**Your instructions**. Reproduce every record below exactly as written, leaving out any pictures.

**Input**.
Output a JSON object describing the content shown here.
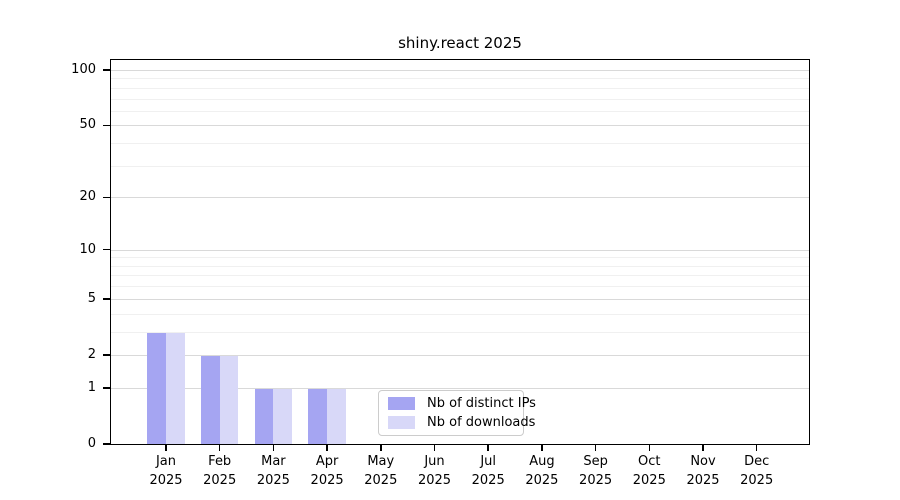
{
  "chart_data": {
    "type": "bar",
    "title": "shiny.react 2025",
    "y_scale": "log1p",
    "ylim": [
      0,
      115
    ],
    "grid": true,
    "legend_position": "lower center inside plot",
    "y_ticks": [
      0,
      1,
      2,
      5,
      10,
      20,
      50,
      100
    ],
    "minor_gridlines": [
      3,
      4,
      6,
      7,
      8,
      9,
      30,
      40,
      60,
      70,
      80,
      90
    ],
    "categories": [
      {
        "month": "Jan",
        "year": "2025"
      },
      {
        "month": "Feb",
        "year": "2025"
      },
      {
        "month": "Mar",
        "year": "2025"
      },
      {
        "month": "Apr",
        "year": "2025"
      },
      {
        "month": "May",
        "year": "2025"
      },
      {
        "month": "Jun",
        "year": "2025"
      },
      {
        "month": "Jul",
        "year": "2025"
      },
      {
        "month": "Aug",
        "year": "2025"
      },
      {
        "month": "Sep",
        "year": "2025"
      },
      {
        "month": "Oct",
        "year": "2025"
      },
      {
        "month": "Nov",
        "year": "2025"
      },
      {
        "month": "Dec",
        "year": "2025"
      }
    ],
    "series": [
      {
        "name": "Nb of distinct IPs",
        "color": "#a5a5f2",
        "values": [
          3,
          2,
          1,
          1,
          0,
          0,
          0,
          0,
          0,
          0,
          0,
          0
        ]
      },
      {
        "name": "Nb of downloads",
        "color": "#d8d8f8",
        "values": [
          3,
          2,
          1,
          1,
          0,
          0,
          0,
          0,
          0,
          0,
          0,
          0
        ]
      }
    ],
    "axis_color": "#000000",
    "major_grid_color": "#d9d9d9",
    "minor_grid_color": "#f0f0f0"
  }
}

**Exercise response**.
Output a JSON object describing the content shown here.
{
  "chart_data": {
    "type": "bar",
    "title": "shiny.react 2025",
    "y_scale": "log1p",
    "ylim": [
      0,
      115
    ],
    "grid": true,
    "legend_position": "lower center inside plot",
    "y_ticks": [
      0,
      1,
      2,
      5,
      10,
      20,
      50,
      100
    ],
    "minor_gridlines": [
      3,
      4,
      6,
      7,
      8,
      9,
      30,
      40,
      60,
      70,
      80,
      90
    ],
    "categories": [
      {
        "month": "Jan",
        "year": "2025"
      },
      {
        "month": "Feb",
        "year": "2025"
      },
      {
        "month": "Mar",
        "year": "2025"
      },
      {
        "month": "Apr",
        "year": "2025"
      },
      {
        "month": "May",
        "year": "2025"
      },
      {
        "month": "Jun",
        "year": "2025"
      },
      {
        "month": "Jul",
        "year": "2025"
      },
      {
        "month": "Aug",
        "year": "2025"
      },
      {
        "month": "Sep",
        "year": "2025"
      },
      {
        "month": "Oct",
        "year": "2025"
      },
      {
        "month": "Nov",
        "year": "2025"
      },
      {
        "month": "Dec",
        "year": "2025"
      }
    ],
    "series": [
      {
        "name": "Nb of distinct IPs",
        "color": "#a5a5f2",
        "values": [
          3,
          2,
          1,
          1,
          0,
          0,
          0,
          0,
          0,
          0,
          0,
          0
        ]
      },
      {
        "name": "Nb of downloads",
        "color": "#d8d8f8",
        "values": [
          3,
          2,
          1,
          1,
          0,
          0,
          0,
          0,
          0,
          0,
          0,
          0
        ]
      }
    ],
    "axis_color": "#000000",
    "major_grid_color": "#d9d9d9",
    "minor_grid_color": "#f0f0f0"
  }
}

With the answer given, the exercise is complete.